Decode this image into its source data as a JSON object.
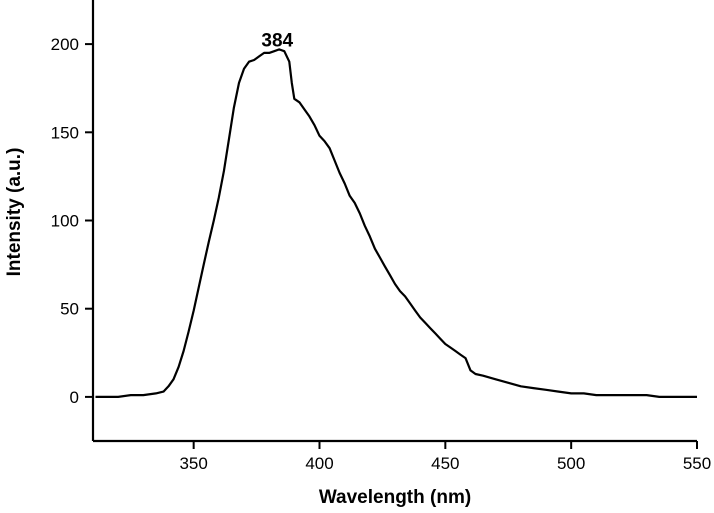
{
  "chart_data": {
    "type": "line",
    "title": "",
    "xlabel": "Wavelength (nm)",
    "ylabel": "Intensity (a.u.)",
    "xlim": [
      310,
      550
    ],
    "ylim": [
      -25,
      225
    ],
    "xticks": [
      350,
      400,
      450,
      500,
      550
    ],
    "yticks": [
      0,
      50,
      100,
      150,
      200
    ],
    "grid": false,
    "legend": "none",
    "annotations": [
      {
        "text": "384",
        "x": 384,
        "y": 202
      }
    ],
    "series": [
      {
        "color": "#000000",
        "x": [
          311,
          315,
          320,
          325,
          330,
          335,
          338,
          340,
          342,
          344,
          346,
          348,
          350,
          352,
          354,
          356,
          358,
          360,
          362,
          364,
          366,
          368,
          370,
          372,
          374,
          376,
          378,
          380,
          382,
          384,
          386,
          388,
          389,
          390,
          392,
          394,
          396,
          398,
          400,
          402,
          404,
          406,
          408,
          410,
          412,
          414,
          416,
          418,
          420,
          422,
          424,
          426,
          428,
          430,
          432,
          434,
          436,
          438,
          440,
          442,
          444,
          446,
          448,
          450,
          452,
          454,
          456,
          458,
          460,
          462,
          465,
          470,
          475,
          480,
          485,
          490,
          495,
          500,
          505,
          510,
          515,
          520,
          525,
          530,
          535,
          540,
          545,
          550
        ],
        "y": [
          0,
          0,
          0,
          1,
          1,
          2,
          3,
          6,
          10,
          17,
          26,
          37,
          49,
          62,
          75,
          88,
          100,
          113,
          128,
          146,
          164,
          178,
          186,
          190,
          191,
          193,
          195,
          195,
          196,
          197,
          196,
          190,
          178,
          169,
          167,
          163,
          159,
          154,
          148,
          145,
          141,
          134,
          127,
          121,
          114,
          110,
          104,
          97,
          91,
          84,
          79,
          74,
          69,
          64,
          60,
          57,
          53,
          49,
          45,
          42,
          39,
          36,
          33,
          30,
          28,
          26,
          24,
          22,
          15,
          13,
          12,
          10,
          8,
          6,
          5,
          4,
          3,
          2,
          2,
          1,
          1,
          1,
          1,
          1,
          0,
          0,
          0,
          0
        ]
      }
    ]
  }
}
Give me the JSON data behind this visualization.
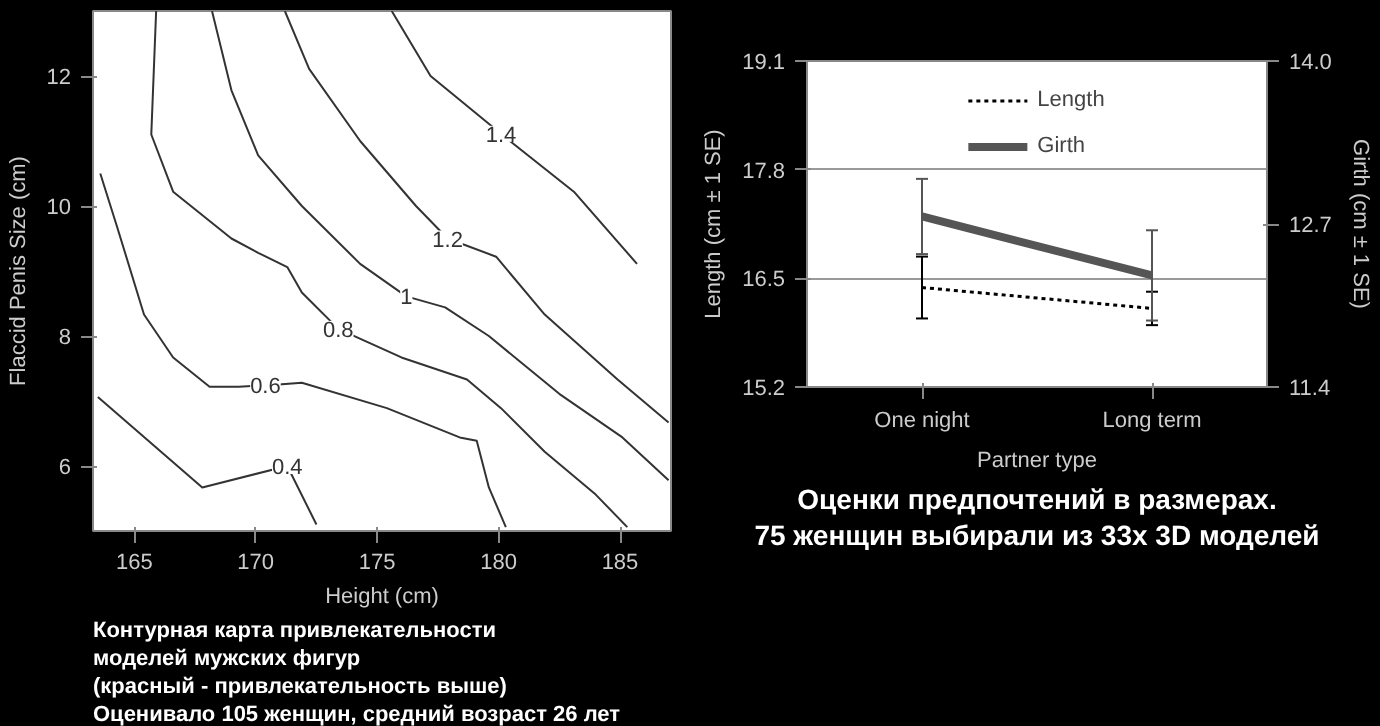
{
  "chart_data": [
    {
      "type": "line",
      "xlabel": "Height (cm)",
      "ylabel": "Flaccid Penis Size (cm)",
      "xlim": [
        163.3,
        187.1
      ],
      "ylim": [
        5,
        13
      ],
      "xticks": [
        165,
        170,
        175,
        180,
        185
      ],
      "yticks": [
        6,
        8,
        10,
        12
      ],
      "grid": false,
      "line_style": "solid",
      "series": [
        {
          "name": "0.4",
          "color": "#333333",
          "x": [
            163.5,
            167.8,
            171.3,
            172.5
          ],
          "values": [
            7.06,
            5.67,
            6.0,
            5.1
          ]
        },
        {
          "name": "0.6",
          "color": "#333333",
          "x": [
            163.6,
            164.3,
            165.4,
            166.6,
            168.1,
            169.3,
            170.4,
            171.9,
            175.4,
            178.4,
            179.1,
            179.6,
            180.3
          ],
          "values": [
            10.5,
            9.67,
            8.33,
            7.67,
            7.22,
            7.22,
            7.24,
            7.28,
            6.89,
            6.44,
            6.39,
            5.67,
            5.06
          ]
        },
        {
          "name": "0.8",
          "color": "#333333",
          "x": [
            165.9,
            165.7,
            166.6,
            169.0,
            170.1,
            171.3,
            171.9,
            173.4,
            176.0,
            178.7,
            180.1,
            181.9,
            184.0,
            185.3
          ],
          "values": [
            13.0,
            11.1,
            10.22,
            9.5,
            9.28,
            9.06,
            8.67,
            8.11,
            7.67,
            7.33,
            6.89,
            6.22,
            5.56,
            5.06
          ]
        },
        {
          "name": "1",
          "color": "#333333",
          "x": [
            168.2,
            169.0,
            170.1,
            171.9,
            174.3,
            176.2,
            177.8,
            179.6,
            182.5,
            185.1,
            187.0
          ],
          "values": [
            13.0,
            11.78,
            10.78,
            10.0,
            9.11,
            8.61,
            8.44,
            8.0,
            7.11,
            6.44,
            5.78
          ]
        },
        {
          "name": "1.2",
          "color": "#333333",
          "x": [
            171.2,
            172.2,
            174.3,
            176.6,
            177.9,
            179.9,
            181.9,
            184.9,
            187.0
          ],
          "values": [
            13.0,
            12.11,
            11.0,
            10.0,
            9.5,
            9.22,
            8.33,
            7.33,
            6.67
          ]
        },
        {
          "name": "1.4",
          "color": "#333333",
          "x": [
            175.6,
            177.2,
            180.1,
            183.1,
            185.7
          ],
          "values": [
            13.0,
            12.0,
            11.11,
            10.22,
            9.11
          ]
        }
      ],
      "annotations": [
        "Контурная карта привлекательности",
        "моделей мужских фигур",
        "(красный - привлекательность выше)",
        "Оценивало 105 женщин, средний возраст 26 лет"
      ]
    },
    {
      "type": "line",
      "xlabel": "Partner type",
      "ylabel": "Length (cm ± 1 SE)",
      "y2label": "Girth (cm ± 1 SE)",
      "categories": [
        "One night",
        "Long term"
      ],
      "ylim": [
        15.2,
        19.1
      ],
      "yticks": [
        15.2,
        16.5,
        17.8,
        19.1
      ],
      "y2lim": [
        11.4,
        14.0
      ],
      "y2ticks": [
        11.4,
        12.7,
        {
          "value": 14.0,
          "label": "14.0"
        }
      ],
      "grid": "y",
      "legend": "top",
      "series": [
        {
          "name": "Length",
          "color": "#000000",
          "line_style": "dotted",
          "values": [
            16.39,
            16.14
          ],
          "errors": [
            0.37,
            0.2
          ]
        },
        {
          "name": "Girth",
          "color": "#555555",
          "line_style": "solid",
          "axis": "y2",
          "values": [
            12.76,
            12.29
          ],
          "errors": [
            0.3,
            0.36
          ]
        }
      ],
      "annotations": [
        "Оценки предпочтений в размерах.",
        "75 женщин выбирали из 33x 3D моделей"
      ]
    }
  ]
}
##########
What you have to do
Give the count of lines containing "this", with no added text.

Answer to the exercise
2